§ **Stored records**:
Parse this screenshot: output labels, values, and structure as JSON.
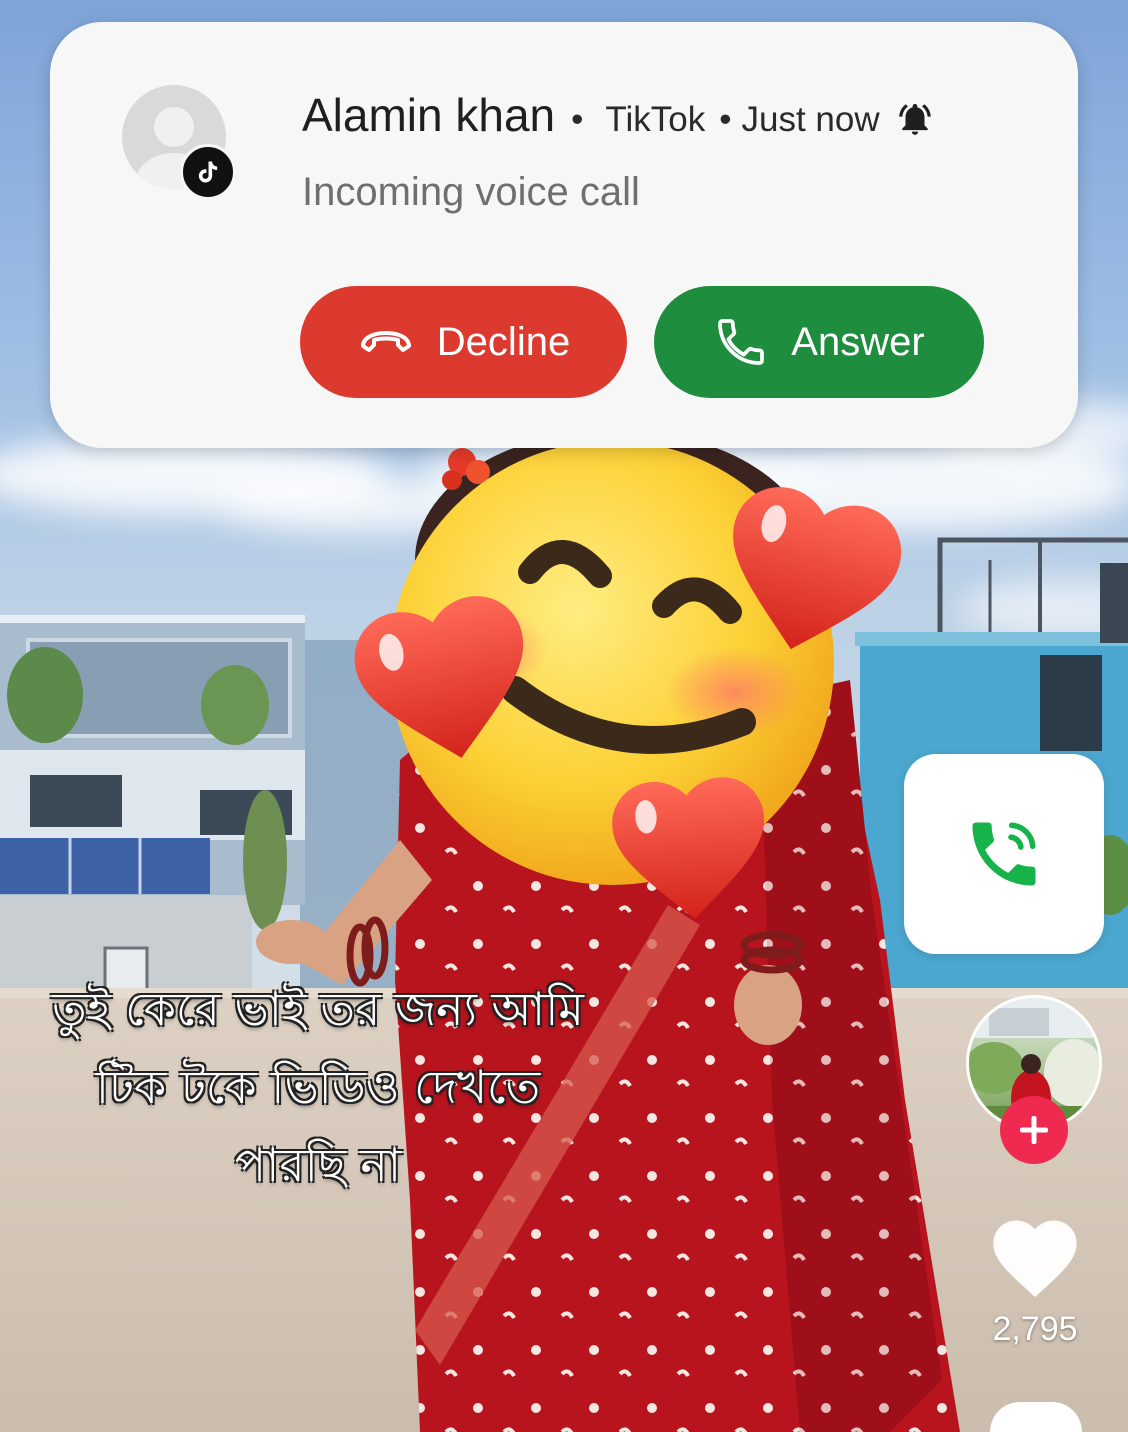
{
  "notification": {
    "avatar_icon": "person-placeholder-icon",
    "app_badge_icon": "tiktok-logo-icon",
    "caller_name": "Alamin khan",
    "separator": "•",
    "app_name": "TikTok",
    "time": "Just now",
    "alert_icon": "bell-ringing-icon",
    "subtitle": "Incoming voice call",
    "decline": {
      "label": "Decline",
      "icon": "call-end-icon",
      "color": "#dc3a2e"
    },
    "answer": {
      "label": "Answer",
      "icon": "phone-icon",
      "color": "#1e8d3e"
    }
  },
  "floating_call": {
    "icon": "phone-calling-icon",
    "color": "#16b34a"
  },
  "video": {
    "sticker": "smiling-face-with-hearts-emoji",
    "caption_lines": [
      "তুই কেরে ভাই তর জন্য আমি",
      "টিক টকে ভিডিও দেখতে",
      "পারছি না"
    ]
  },
  "sidebar": {
    "creator_avatar": "creator-avatar",
    "follow_icon": "plus-icon",
    "like_icon": "heart-icon",
    "like_count": "2,795",
    "next_icon": "comment-icon"
  },
  "colors": {
    "card_background": "#f7f7f7",
    "follow_button": "#ef2950",
    "caption_text": "#ffffff"
  }
}
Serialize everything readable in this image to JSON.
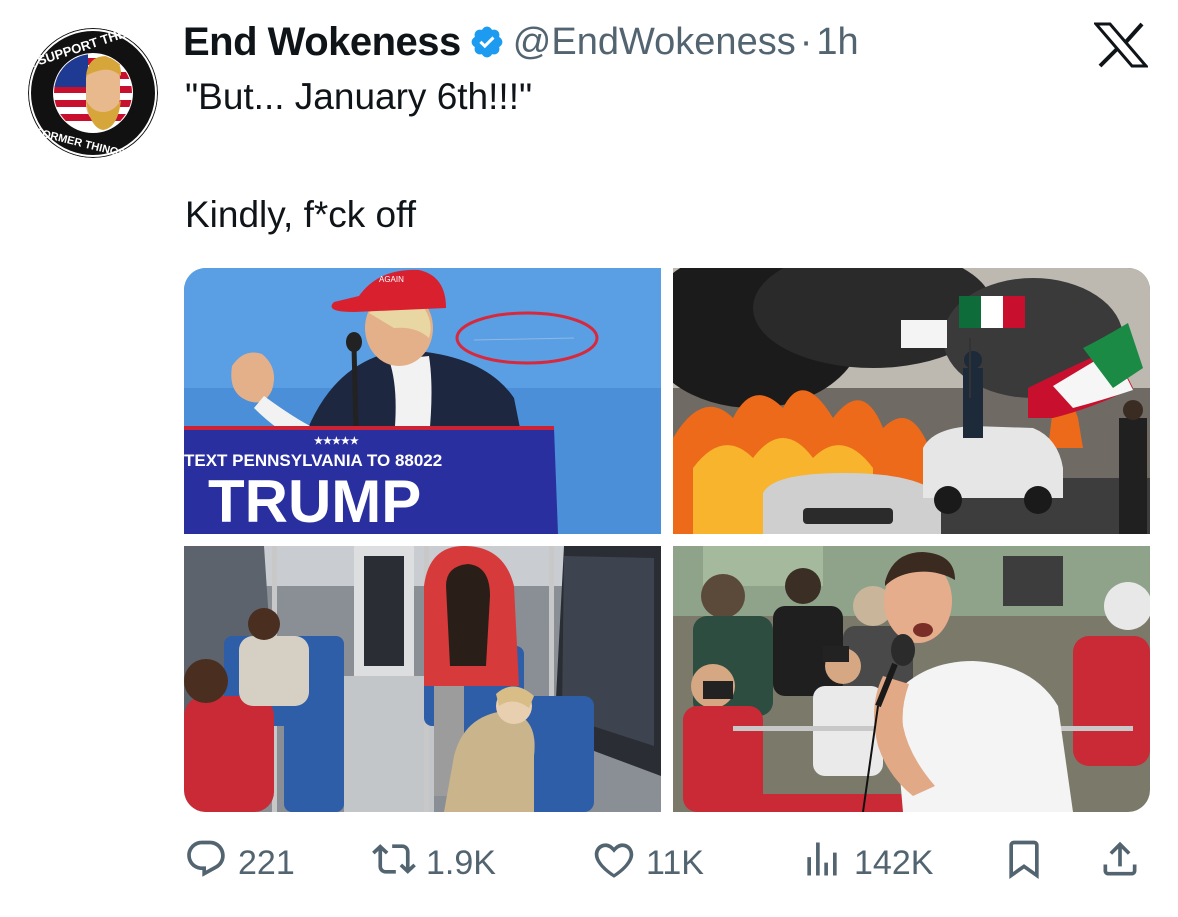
{
  "author": {
    "display_name": "End Wokeness",
    "handle": "@EndWokeness",
    "separator": "·",
    "time": "1h",
    "verified": true,
    "avatar_text_top": "I SUPPORT THE",
    "avatar_text_bottom": "FORMER THINGS"
  },
  "platform_logo": "x-logo",
  "tweet": {
    "line1": "\"But... January 6th!!!\"",
    "line2": "Kindly, f*ck off"
  },
  "media": {
    "photo1": {
      "cap_text": "AGAIN",
      "banner_small": "TEXT PENNSYLVANIA TO 88022",
      "banner_large": "TRUMP"
    }
  },
  "actions": {
    "replies": "221",
    "reposts": "1.9K",
    "likes": "11K",
    "views": "142K"
  },
  "icons": {
    "reply": "speech-bubble-icon",
    "repost": "repost-arrows-icon",
    "like": "heart-icon",
    "views": "bar-chart-icon",
    "bookmark": "bookmark-icon",
    "share": "share-upload-icon",
    "verified": "verified-badge-icon"
  },
  "colors": {
    "text": "#0f1419",
    "secondary": "#536471",
    "verified": "#1d9bf0"
  }
}
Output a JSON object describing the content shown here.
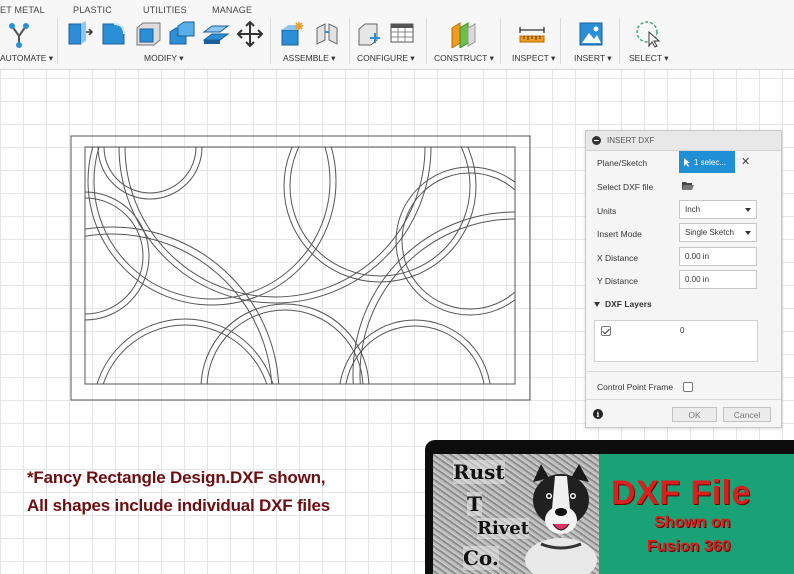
{
  "toolbar": {
    "tabs": [
      "ET METAL",
      "PLASTIC",
      "UTILITIES",
      "MANAGE"
    ],
    "groups": {
      "automate": "AUTOMATE ▾",
      "modify": "MODIFY ▾",
      "assemble": "ASSEMBLE ▾",
      "configure": "CONFIGURE ▾",
      "construct": "CONSTRUCT ▾",
      "inspect": "INSPECT ▾",
      "insert": "INSERT ▾",
      "select": "SELECT ▾"
    }
  },
  "panel": {
    "title": "INSERT DXF",
    "plane_label": "Plane/Sketch",
    "plane_value": "1 selec...",
    "file_label": "Select DXF file",
    "units_label": "Units",
    "units_value": "Inch",
    "mode_label": "Insert Mode",
    "mode_value": "Single Sketch",
    "x_label": "X Distance",
    "x_value": "0.00 in",
    "y_label": "Y Distance",
    "y_value": "0.00 in",
    "layers_label": "DXF Layers",
    "layer_name": "0",
    "layer_checked": true,
    "cpf_label": "Control Point Frame",
    "cpf_checked": false,
    "ok_label": "OK",
    "cancel_label": "Cancel"
  },
  "caption": {
    "line1": "*Fancy Rectangle Design.DXF shown,",
    "line2": "All shapes include individual DXF files"
  },
  "banner": {
    "logo_letters": [
      "Rust",
      "T",
      "Rivet",
      "Co."
    ],
    "title": "DXF File",
    "line1": "Shown on",
    "line2": "Fusion 360"
  },
  "colors": {
    "accent": "#1f8fd6",
    "caption": "#6b0f12",
    "banner_green": "#1aa277",
    "banner_red": "#d8201f"
  }
}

§ **Brief**:
Print the complete listing exactly, apart from any pictures.

§ **Full solution**:
Parse this screenshot: output labels, values, and structure as JSON.
{
  "notification": {
    "avatar_icon": "person-placeholder-icon",
    "app_badge_icon": "tiktok-logo-icon",
    "caller_name": "Alamin khan",
    "separator": "•",
    "app_name": "TikTok",
    "time": "Just now",
    "alert_icon": "bell-ringing-icon",
    "subtitle": "Incoming voice call",
    "decline": {
      "label": "Decline",
      "icon": "call-end-icon",
      "color": "#dc3a2e"
    },
    "answer": {
      "label": "Answer",
      "icon": "phone-icon",
      "color": "#1e8d3e"
    }
  },
  "floating_call": {
    "icon": "phone-calling-icon",
    "color": "#16b34a"
  },
  "video": {
    "sticker": "smiling-face-with-hearts-emoji",
    "caption_lines": [
      "তুই কেরে ভাই তর জন্য আমি",
      "টিক টকে ভিডিও দেখতে",
      "পারছি না"
    ]
  },
  "sidebar": {
    "creator_avatar": "creator-avatar",
    "follow_icon": "plus-icon",
    "like_icon": "heart-icon",
    "like_count": "2,795",
    "next_icon": "comment-icon"
  },
  "colors": {
    "card_background": "#f7f7f7",
    "follow_button": "#ef2950",
    "caption_text": "#ffffff"
  }
}
Serialize everything readable in this image to JSON.
{
  "author": {
    "display_name": "End Wokeness",
    "handle": "@EndWokeness",
    "separator": "·",
    "time": "1h",
    "verified": true,
    "avatar_text_top": "I SUPPORT THE",
    "avatar_text_bottom": "FORMER THINGS"
  },
  "platform_logo": "x-logo",
  "tweet": {
    "line1": "\"But... January 6th!!!\"",
    "line2": "Kindly, f*ck off"
  },
  "media": {
    "photo1": {
      "cap_text": "AGAIN",
      "banner_small": "TEXT PENNSYLVANIA TO 88022",
      "banner_large": "TRUMP"
    }
  },
  "actions": {
    "replies": "221",
    "reposts": "1.9K",
    "likes": "11K",
    "views": "142K"
  },
  "icons": {
    "reply": "speech-bubble-icon",
    "repost": "repost-arrows-icon",
    "like": "heart-icon",
    "views": "bar-chart-icon",
    "bookmark": "bookmark-icon",
    "share": "share-upload-icon",
    "verified": "verified-badge-icon"
  },
  "colors": {
    "text": "#0f1419",
    "secondary": "#536471",
    "verified": "#1d9bf0"
  }
}
Output a JSON object describing the content shown here.
{
  "toolbar": {
    "tabs": [
      "ET METAL",
      "PLASTIC",
      "UTILITIES",
      "MANAGE"
    ],
    "groups": {
      "automate": "AUTOMATE ▾",
      "modify": "MODIFY ▾",
      "assemble": "ASSEMBLE ▾",
      "configure": "CONFIGURE ▾",
      "construct": "CONSTRUCT ▾",
      "inspect": "INSPECT ▾",
      "insert": "INSERT ▾",
      "select": "SELECT ▾"
    }
  },
  "panel": {
    "title": "INSERT DXF",
    "plane_label": "Plane/Sketch",
    "plane_value": "1 selec...",
    "file_label": "Select DXF file",
    "units_label": "Units",
    "units_value": "Inch",
    "mode_label": "Insert Mode",
    "mode_value": "Single Sketch",
    "x_label": "X Distance",
    "x_value": "0.00 in",
    "y_label": "Y Distance",
    "y_value": "0.00 in",
    "layers_label": "DXF Layers",
    "layer_name": "0",
    "layer_checked": true,
    "cpf_label": "Control Point Frame",
    "cpf_checked": false,
    "ok_label": "OK",
    "cancel_label": "Cancel"
  },
  "caption": {
    "line1": "*Fancy Rectangle Design.DXF shown,",
    "line2": "All shapes include individual DXF files"
  },
  "banner": {
    "logo_letters": [
      "Rust",
      "T",
      "Rivet",
      "Co."
    ],
    "title": "DXF File",
    "line1": "Shown on",
    "line2": "Fusion 360"
  },
  "colors": {
    "accent": "#1f8fd6",
    "caption": "#6b0f12",
    "banner_green": "#1aa277",
    "banner_red": "#d8201f"
  }
}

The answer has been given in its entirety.